EXERCISE INSTRUCTIONS
Collect every line in the records below that contains the word "Kuismod".

— BEGIN —

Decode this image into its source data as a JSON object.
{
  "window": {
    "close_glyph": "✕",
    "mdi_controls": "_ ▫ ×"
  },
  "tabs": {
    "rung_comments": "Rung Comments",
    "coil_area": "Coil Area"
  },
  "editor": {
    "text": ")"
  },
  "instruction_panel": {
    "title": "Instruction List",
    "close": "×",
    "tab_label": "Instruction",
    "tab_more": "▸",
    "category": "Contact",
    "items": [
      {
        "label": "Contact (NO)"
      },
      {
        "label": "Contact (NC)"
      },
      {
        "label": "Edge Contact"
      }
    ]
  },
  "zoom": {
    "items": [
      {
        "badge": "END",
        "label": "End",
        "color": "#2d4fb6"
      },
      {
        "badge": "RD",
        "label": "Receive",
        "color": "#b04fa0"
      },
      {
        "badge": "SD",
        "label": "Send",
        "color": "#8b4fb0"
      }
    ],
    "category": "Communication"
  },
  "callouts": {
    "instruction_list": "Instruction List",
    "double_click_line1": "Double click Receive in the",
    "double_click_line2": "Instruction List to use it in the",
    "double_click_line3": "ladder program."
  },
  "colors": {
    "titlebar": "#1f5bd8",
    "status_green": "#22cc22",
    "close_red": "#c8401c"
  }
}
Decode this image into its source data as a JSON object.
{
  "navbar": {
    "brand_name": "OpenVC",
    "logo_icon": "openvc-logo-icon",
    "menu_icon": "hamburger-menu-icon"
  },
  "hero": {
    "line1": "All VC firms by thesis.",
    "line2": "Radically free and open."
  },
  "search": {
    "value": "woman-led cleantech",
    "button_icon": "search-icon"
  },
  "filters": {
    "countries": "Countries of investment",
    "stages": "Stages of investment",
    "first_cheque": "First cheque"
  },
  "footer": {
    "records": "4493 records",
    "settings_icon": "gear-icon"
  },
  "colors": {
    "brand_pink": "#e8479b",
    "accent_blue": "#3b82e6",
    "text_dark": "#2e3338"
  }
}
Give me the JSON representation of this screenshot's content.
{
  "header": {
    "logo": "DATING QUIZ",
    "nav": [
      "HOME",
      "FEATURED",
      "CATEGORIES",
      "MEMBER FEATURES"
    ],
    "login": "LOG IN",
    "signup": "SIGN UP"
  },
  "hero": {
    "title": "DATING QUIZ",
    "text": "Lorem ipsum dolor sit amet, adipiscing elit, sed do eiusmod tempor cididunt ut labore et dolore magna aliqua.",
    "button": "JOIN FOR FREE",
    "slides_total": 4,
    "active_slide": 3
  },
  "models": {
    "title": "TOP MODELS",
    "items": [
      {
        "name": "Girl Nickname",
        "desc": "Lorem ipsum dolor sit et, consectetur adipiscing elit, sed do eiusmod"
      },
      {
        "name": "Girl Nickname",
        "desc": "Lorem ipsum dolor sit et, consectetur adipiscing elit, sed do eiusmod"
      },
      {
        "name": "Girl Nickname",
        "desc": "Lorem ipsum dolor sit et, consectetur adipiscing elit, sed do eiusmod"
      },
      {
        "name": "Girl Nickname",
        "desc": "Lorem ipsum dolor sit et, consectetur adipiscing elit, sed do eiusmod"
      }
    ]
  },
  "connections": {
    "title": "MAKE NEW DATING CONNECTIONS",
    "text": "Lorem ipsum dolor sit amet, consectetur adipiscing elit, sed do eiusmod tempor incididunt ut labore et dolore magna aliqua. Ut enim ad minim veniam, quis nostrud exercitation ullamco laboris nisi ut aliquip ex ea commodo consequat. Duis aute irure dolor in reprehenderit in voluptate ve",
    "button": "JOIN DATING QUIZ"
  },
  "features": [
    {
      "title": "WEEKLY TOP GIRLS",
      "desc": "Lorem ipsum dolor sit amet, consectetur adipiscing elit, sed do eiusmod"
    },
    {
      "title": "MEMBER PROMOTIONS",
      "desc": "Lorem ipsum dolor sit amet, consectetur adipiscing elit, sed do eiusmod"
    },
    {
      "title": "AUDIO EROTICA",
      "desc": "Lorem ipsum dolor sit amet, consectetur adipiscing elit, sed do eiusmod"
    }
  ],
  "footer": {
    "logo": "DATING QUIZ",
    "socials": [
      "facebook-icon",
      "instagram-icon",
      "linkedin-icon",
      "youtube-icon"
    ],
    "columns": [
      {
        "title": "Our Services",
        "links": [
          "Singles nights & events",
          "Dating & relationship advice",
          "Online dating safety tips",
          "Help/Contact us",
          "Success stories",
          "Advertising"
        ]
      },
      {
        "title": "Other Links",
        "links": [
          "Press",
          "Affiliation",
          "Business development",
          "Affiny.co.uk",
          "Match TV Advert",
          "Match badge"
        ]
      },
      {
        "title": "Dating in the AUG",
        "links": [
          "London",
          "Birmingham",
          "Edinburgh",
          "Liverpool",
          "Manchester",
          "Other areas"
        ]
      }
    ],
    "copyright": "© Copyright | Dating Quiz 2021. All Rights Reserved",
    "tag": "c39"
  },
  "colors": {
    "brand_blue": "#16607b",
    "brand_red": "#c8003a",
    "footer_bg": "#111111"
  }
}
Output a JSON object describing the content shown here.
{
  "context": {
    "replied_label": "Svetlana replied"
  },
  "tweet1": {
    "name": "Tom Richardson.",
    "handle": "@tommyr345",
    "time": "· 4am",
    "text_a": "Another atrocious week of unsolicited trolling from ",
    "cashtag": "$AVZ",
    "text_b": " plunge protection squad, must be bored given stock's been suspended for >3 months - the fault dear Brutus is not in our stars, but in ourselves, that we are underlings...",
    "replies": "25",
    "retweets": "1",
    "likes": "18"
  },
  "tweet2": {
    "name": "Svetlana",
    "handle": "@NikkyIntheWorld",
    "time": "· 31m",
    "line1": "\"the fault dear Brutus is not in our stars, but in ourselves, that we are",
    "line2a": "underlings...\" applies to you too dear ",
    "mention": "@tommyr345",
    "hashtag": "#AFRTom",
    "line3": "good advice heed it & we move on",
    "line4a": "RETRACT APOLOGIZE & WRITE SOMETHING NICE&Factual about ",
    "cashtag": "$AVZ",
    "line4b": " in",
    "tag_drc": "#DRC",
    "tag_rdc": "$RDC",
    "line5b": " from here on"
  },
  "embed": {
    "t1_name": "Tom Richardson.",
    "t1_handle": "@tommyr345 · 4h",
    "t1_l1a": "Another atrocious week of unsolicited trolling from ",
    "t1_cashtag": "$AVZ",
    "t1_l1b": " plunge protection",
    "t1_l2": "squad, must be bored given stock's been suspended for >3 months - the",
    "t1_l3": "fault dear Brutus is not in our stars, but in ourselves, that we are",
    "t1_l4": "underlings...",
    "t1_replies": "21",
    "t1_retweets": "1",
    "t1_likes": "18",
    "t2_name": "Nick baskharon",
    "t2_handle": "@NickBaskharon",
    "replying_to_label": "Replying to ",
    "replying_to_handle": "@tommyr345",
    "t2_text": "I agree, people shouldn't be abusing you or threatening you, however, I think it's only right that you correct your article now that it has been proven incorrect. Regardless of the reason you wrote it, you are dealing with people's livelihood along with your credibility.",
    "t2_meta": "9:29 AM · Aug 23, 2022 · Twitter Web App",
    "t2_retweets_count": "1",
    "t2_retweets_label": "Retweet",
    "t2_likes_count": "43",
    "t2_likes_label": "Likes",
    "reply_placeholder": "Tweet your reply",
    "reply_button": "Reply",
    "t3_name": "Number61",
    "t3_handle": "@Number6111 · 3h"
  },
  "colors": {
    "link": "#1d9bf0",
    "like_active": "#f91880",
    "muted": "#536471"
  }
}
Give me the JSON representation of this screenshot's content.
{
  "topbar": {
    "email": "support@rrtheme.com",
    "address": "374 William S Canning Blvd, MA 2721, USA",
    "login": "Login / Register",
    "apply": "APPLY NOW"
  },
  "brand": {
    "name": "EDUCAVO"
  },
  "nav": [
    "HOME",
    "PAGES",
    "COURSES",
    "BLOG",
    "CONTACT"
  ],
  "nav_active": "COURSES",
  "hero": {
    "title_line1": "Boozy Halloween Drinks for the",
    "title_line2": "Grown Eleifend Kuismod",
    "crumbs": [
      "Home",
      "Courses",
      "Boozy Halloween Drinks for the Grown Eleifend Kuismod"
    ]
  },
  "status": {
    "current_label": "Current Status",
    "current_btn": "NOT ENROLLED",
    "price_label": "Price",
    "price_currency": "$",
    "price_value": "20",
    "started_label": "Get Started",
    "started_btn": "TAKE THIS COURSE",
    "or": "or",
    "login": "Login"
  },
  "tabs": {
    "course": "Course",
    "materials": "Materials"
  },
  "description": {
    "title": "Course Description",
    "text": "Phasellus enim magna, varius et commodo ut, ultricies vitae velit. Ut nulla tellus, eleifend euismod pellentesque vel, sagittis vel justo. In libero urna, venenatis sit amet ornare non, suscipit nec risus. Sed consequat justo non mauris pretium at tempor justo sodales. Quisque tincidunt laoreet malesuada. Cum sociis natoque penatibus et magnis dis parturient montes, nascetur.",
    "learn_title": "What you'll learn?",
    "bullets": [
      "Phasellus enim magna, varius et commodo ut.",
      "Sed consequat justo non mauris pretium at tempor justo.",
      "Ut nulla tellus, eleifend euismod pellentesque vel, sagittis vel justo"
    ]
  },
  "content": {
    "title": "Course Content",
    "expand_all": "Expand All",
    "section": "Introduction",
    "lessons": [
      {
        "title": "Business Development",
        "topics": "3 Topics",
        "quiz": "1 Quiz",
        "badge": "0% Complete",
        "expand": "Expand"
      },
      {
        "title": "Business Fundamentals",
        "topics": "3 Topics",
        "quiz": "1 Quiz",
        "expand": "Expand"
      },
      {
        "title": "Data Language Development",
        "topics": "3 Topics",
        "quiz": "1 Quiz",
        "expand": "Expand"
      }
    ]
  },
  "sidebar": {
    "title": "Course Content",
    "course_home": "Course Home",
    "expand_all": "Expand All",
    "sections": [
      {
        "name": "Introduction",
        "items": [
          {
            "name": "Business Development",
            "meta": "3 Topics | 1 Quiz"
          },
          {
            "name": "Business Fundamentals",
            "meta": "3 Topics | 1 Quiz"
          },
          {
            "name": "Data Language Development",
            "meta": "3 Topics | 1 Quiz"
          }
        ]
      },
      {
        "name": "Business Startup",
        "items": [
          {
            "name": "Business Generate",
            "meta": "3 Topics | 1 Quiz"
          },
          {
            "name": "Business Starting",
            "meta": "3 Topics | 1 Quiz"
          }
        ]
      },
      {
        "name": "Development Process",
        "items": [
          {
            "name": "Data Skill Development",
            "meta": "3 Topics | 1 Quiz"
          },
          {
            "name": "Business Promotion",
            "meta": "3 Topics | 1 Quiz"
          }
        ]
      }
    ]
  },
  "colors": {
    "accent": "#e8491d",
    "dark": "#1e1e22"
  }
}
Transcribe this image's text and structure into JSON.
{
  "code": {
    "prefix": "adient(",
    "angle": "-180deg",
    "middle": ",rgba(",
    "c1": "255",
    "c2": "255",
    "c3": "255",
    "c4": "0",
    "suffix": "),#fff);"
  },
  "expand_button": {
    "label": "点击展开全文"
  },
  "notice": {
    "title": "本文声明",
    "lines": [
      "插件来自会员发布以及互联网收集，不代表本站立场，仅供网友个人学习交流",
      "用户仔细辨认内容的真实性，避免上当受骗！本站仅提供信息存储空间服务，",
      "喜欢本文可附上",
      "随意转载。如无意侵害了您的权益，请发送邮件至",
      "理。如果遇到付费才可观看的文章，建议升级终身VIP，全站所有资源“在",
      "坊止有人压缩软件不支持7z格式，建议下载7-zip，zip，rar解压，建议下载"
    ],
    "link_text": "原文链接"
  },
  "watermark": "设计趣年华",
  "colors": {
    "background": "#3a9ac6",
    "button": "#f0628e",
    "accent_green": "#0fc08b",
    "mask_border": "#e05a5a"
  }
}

— END —

CORRECT RESPONSE
    "title_line2": "Grown Eleifend Kuismod",
      "Boozy Halloween Drinks for the Grown Eleifend Kuismod"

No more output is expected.